▸ **What you need to do**
Please give back the listing below unchanged, every line in its original order.

%%

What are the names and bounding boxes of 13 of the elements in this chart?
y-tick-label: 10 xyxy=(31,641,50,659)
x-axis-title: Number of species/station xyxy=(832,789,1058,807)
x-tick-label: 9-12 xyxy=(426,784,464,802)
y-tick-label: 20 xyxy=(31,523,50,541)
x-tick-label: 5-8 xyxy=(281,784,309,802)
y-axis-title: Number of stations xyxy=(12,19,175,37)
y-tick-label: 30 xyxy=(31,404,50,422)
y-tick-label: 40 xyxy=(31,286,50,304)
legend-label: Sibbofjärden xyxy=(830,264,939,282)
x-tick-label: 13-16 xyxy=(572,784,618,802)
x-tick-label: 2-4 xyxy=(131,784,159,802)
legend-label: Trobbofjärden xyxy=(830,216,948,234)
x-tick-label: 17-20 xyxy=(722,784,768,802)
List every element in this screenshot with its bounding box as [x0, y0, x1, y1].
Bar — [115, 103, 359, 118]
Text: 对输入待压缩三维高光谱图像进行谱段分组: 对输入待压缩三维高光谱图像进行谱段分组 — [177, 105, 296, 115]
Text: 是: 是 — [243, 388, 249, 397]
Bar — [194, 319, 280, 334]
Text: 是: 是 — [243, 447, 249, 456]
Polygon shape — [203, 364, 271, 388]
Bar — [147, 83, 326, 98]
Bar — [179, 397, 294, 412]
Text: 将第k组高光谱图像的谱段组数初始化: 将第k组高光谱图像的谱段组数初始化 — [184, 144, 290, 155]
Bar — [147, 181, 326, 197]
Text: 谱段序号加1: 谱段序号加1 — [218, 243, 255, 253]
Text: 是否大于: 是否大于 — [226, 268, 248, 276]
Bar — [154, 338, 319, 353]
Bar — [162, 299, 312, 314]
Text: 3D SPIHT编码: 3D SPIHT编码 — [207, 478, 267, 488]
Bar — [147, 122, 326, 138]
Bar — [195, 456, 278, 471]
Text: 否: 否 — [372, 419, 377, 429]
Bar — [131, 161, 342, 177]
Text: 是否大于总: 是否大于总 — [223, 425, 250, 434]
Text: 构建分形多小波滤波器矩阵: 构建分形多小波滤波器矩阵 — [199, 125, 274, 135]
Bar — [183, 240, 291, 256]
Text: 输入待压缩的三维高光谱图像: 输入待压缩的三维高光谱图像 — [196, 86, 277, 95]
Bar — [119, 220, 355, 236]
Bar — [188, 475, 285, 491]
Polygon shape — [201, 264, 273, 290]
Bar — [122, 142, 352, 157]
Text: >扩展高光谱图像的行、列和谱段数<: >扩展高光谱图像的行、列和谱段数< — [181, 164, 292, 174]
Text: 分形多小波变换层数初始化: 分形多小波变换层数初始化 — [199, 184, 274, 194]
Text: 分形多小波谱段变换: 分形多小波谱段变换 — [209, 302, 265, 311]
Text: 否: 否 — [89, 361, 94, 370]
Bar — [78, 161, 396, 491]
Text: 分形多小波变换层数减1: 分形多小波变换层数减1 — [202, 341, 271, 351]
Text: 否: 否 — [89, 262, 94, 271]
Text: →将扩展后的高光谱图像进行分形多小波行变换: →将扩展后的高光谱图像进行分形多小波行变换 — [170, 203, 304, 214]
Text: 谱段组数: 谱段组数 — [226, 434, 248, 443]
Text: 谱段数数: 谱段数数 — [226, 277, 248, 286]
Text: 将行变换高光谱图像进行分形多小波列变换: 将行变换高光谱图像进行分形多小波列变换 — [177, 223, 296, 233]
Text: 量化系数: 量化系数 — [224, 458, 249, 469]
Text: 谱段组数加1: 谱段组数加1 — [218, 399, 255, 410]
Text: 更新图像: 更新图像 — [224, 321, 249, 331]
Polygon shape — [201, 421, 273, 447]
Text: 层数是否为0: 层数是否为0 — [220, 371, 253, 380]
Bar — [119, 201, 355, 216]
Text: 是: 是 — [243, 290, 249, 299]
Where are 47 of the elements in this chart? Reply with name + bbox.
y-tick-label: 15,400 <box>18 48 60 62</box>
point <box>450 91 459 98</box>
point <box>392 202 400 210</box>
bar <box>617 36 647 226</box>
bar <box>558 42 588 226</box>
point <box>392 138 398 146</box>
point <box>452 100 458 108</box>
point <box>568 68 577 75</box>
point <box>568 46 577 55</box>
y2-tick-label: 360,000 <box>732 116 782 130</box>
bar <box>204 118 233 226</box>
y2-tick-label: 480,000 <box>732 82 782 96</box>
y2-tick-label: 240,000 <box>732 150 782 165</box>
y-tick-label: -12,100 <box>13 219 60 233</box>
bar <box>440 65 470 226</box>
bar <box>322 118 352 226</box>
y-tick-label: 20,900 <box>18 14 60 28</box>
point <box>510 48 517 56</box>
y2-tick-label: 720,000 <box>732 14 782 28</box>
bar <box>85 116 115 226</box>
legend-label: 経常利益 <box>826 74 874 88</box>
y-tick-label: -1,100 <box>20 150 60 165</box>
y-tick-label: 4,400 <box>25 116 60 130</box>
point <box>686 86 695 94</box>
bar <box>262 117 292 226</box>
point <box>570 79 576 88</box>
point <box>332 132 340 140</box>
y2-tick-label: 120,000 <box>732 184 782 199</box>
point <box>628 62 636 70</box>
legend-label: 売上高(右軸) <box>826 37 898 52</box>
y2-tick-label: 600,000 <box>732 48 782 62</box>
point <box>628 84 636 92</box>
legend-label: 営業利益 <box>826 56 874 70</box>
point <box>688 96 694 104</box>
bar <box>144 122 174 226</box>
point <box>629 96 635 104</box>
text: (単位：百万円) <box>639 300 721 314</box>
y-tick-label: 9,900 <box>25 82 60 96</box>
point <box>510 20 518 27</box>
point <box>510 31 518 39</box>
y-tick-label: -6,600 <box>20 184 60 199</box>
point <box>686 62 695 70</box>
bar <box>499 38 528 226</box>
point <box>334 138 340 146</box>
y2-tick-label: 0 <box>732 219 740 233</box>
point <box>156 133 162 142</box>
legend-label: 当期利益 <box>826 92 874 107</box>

%%

▸ **The response**
What are the names and bounding boxes of 13 of the elements in this chart?
y-tick-label: 10 xyxy=(31,641,50,659)
x-axis-title: Number of species/station xyxy=(832,789,1058,807)
x-tick-label: 9-12 xyxy=(426,784,464,802)
y-tick-label: 20 xyxy=(31,523,50,541)
x-tick-label: 5-8 xyxy=(281,784,309,802)
y-axis-title: Number of stations xyxy=(12,19,175,37)
y-tick-label: 30 xyxy=(31,404,50,422)
y-tick-label: 40 xyxy=(31,286,50,304)
legend-label: Sibbofjärden xyxy=(830,264,939,282)
x-tick-label: 13-16 xyxy=(572,784,618,802)
x-tick-label: 2-4 xyxy=(131,784,159,802)
legend-label: Trobbofjärden xyxy=(830,216,948,234)
x-tick-label: 17-20 xyxy=(722,784,768,802)
List every element in this screenshot with its bounding box as [x0, y0, x1, y1].
Bar — [115, 103, 359, 118]
Text: 对输入待压缩三维高光谱图像进行谱段分组: 对输入待压缩三维高光谱图像进行谱段分组 — [177, 105, 296, 115]
Text: 是: 是 — [243, 388, 249, 397]
Bar — [194, 319, 280, 334]
Text: 是: 是 — [243, 447, 249, 456]
Polygon shape — [203, 364, 271, 388]
Bar — [147, 83, 326, 98]
Bar — [179, 397, 294, 412]
Text: 将第k组高光谱图像的谱段组数初始化: 将第k组高光谱图像的谱段组数初始化 — [184, 144, 290, 155]
Bar — [147, 181, 326, 197]
Text: 谱段序号加1: 谱段序号加1 — [218, 243, 255, 253]
Text: 是否大于: 是否大于 — [226, 268, 248, 276]
Bar — [154, 338, 319, 353]
Bar — [162, 299, 312, 314]
Text: 3D SPIHT编码: 3D SPIHT编码 — [207, 478, 267, 488]
Bar — [147, 122, 326, 138]
Bar — [195, 456, 278, 471]
Text: 否: 否 — [372, 419, 377, 429]
Bar — [131, 161, 342, 177]
Text: 是否大于总: 是否大于总 — [223, 425, 250, 434]
Text: 构建分形多小波滤波器矩阵: 构建分形多小波滤波器矩阵 — [199, 125, 274, 135]
Bar — [183, 240, 291, 256]
Text: 输入待压缩的三维高光谱图像: 输入待压缩的三维高光谱图像 — [196, 86, 277, 95]
Bar — [119, 220, 355, 236]
Bar — [188, 475, 285, 491]
Polygon shape — [201, 264, 273, 290]
Bar — [122, 142, 352, 157]
Text: >扩展高光谱图像的行、列和谱段数<: >扩展高光谱图像的行、列和谱段数< — [181, 164, 292, 174]
Text: 分形多小波变换层数初始化: 分形多小波变换层数初始化 — [199, 184, 274, 194]
Text: 分形多小波谱段变换: 分形多小波谱段变换 — [209, 302, 265, 311]
Text: 否: 否 — [89, 361, 94, 370]
Bar — [78, 161, 396, 491]
Text: 分形多小波变换层数减1: 分形多小波变换层数减1 — [202, 341, 271, 351]
Text: 否: 否 — [89, 262, 94, 271]
Text: →将扩展后的高光谱图像进行分形多小波行变换: →将扩展后的高光谱图像进行分形多小波行变换 — [170, 203, 304, 214]
Text: 谱段组数: 谱段组数 — [226, 434, 248, 443]
Text: 谱段数数: 谱段数数 — [226, 277, 248, 286]
Text: 将行变换高光谱图像进行分形多小波列变换: 将行变换高光谱图像进行分形多小波列变换 — [177, 223, 296, 233]
Text: 量化系数: 量化系数 — [224, 458, 249, 469]
Text: 谱段组数加1: 谱段组数加1 — [218, 399, 255, 410]
Text: 更新图像: 更新图像 — [224, 321, 249, 331]
Polygon shape — [201, 421, 273, 447]
Text: 层数是否为0: 层数是否为0 — [220, 371, 253, 380]
Bar — [119, 201, 355, 216]
Text: 是: 是 — [243, 290, 249, 299]
Where are 47 of the elements in this chart? Reply with name + bbox.
y-tick-label: 15,400 <box>18 48 60 62</box>
point <box>450 91 459 98</box>
point <box>392 202 400 210</box>
bar <box>617 36 647 226</box>
bar <box>558 42 588 226</box>
point <box>392 138 398 146</box>
point <box>452 100 458 108</box>
point <box>568 68 577 75</box>
point <box>568 46 577 55</box>
y2-tick-label: 360,000 <box>732 116 782 130</box>
bar <box>204 118 233 226</box>
y2-tick-label: 480,000 <box>732 82 782 96</box>
y2-tick-label: 240,000 <box>732 150 782 165</box>
y-tick-label: -12,100 <box>13 219 60 233</box>
bar <box>440 65 470 226</box>
bar <box>322 118 352 226</box>
y-tick-label: 20,900 <box>18 14 60 28</box>
point <box>510 48 517 56</box>
y2-tick-label: 720,000 <box>732 14 782 28</box>
bar <box>85 116 115 226</box>
legend-label: 経常利益 <box>826 74 874 88</box>
y-tick-label: -1,100 <box>20 150 60 165</box>
y-tick-label: 4,400 <box>25 116 60 130</box>
point <box>686 86 695 94</box>
bar <box>262 117 292 226</box>
point <box>570 79 576 88</box>
point <box>332 132 340 140</box>
y2-tick-label: 120,000 <box>732 184 782 199</box>
point <box>628 62 636 70</box>
legend-label: 売上高(右軸) <box>826 37 898 52</box>
y2-tick-label: 600,000 <box>732 48 782 62</box>
point <box>628 84 636 92</box>
legend-label: 営業利益 <box>826 56 874 70</box>
point <box>688 96 694 104</box>
bar <box>144 122 174 226</box>
point <box>629 96 635 104</box>
text: (単位：百万円) <box>639 300 721 314</box>
y-tick-label: 9,900 <box>25 82 60 96</box>
point <box>510 20 518 27</box>
point <box>510 31 518 39</box>
y-tick-label: -6,600 <box>20 184 60 199</box>
point <box>686 62 695 70</box>
bar <box>499 38 528 226</box>
point <box>334 138 340 146</box>
y2-tick-label: 0 <box>732 219 740 233</box>
point <box>156 133 162 142</box>
legend-label: 当期利益 <box>826 92 874 107</box>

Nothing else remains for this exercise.